==== Material for this exercise ====

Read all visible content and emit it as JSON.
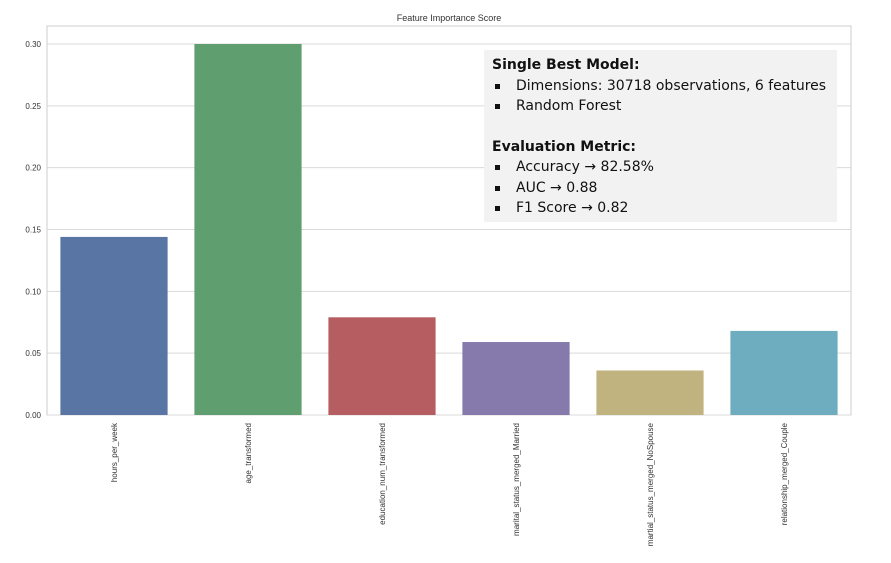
{
  "chart_data": {
    "type": "bar",
    "title": "Feature Importance Score",
    "categories": [
      "hours_per_week",
      "age_transformed",
      "education_num_transformed",
      "marital_status_merged_Married",
      "martial_status_merged_NoSpouse",
      "relationship_merged_Couple"
    ],
    "values": [
      0.144,
      0.3,
      0.079,
      0.059,
      0.036,
      0.068
    ],
    "colors": [
      "#5875a4",
      "#5f9e6e",
      "#b55d60",
      "#857aab",
      "#c1b37f",
      "#6eadc0"
    ],
    "ylim": [
      0,
      0.31
    ],
    "yticks": [
      "0.00",
      "0.05",
      "0.10",
      "0.15",
      "0.20",
      "0.25",
      "0.30"
    ],
    "xlabel": "",
    "ylabel": "",
    "grid": true
  },
  "info_box": {
    "heading1": "Single Best Model:",
    "items1": [
      "Dimensions: 30718 observations, 6 features",
      "Random Forest"
    ],
    "heading2": "Evaluation Metric:",
    "items2": [
      "Accuracy → 82.58%",
      "AUC → 0.88",
      "F1 Score → 0.82"
    ]
  }
}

====

# [Exercise description]
Every line of the data above should be quoted exactly. Omit the pictures.

# [Answer]
Read all visible content and emit it as JSON.
{
  "chart_data": {
    "type": "bar",
    "title": "Feature Importance Score",
    "categories": [
      "hours_per_week",
      "age_transformed",
      "education_num_transformed",
      "marital_status_merged_Married",
      "martial_status_merged_NoSpouse",
      "relationship_merged_Couple"
    ],
    "values": [
      0.144,
      0.3,
      0.079,
      0.059,
      0.036,
      0.068
    ],
    "colors": [
      "#5875a4",
      "#5f9e6e",
      "#b55d60",
      "#857aab",
      "#c1b37f",
      "#6eadc0"
    ],
    "ylim": [
      0,
      0.31
    ],
    "yticks": [
      "0.00",
      "0.05",
      "0.10",
      "0.15",
      "0.20",
      "0.25",
      "0.30"
    ],
    "xlabel": "",
    "ylabel": "",
    "grid": true
  },
  "info_box": {
    "heading1": "Single Best Model:",
    "items1": [
      "Dimensions: 30718 observations, 6 features",
      "Random Forest"
    ],
    "heading2": "Evaluation Metric:",
    "items2": [
      "Accuracy → 82.58%",
      "AUC → 0.88",
      "F1 Score → 0.82"
    ]
  }
}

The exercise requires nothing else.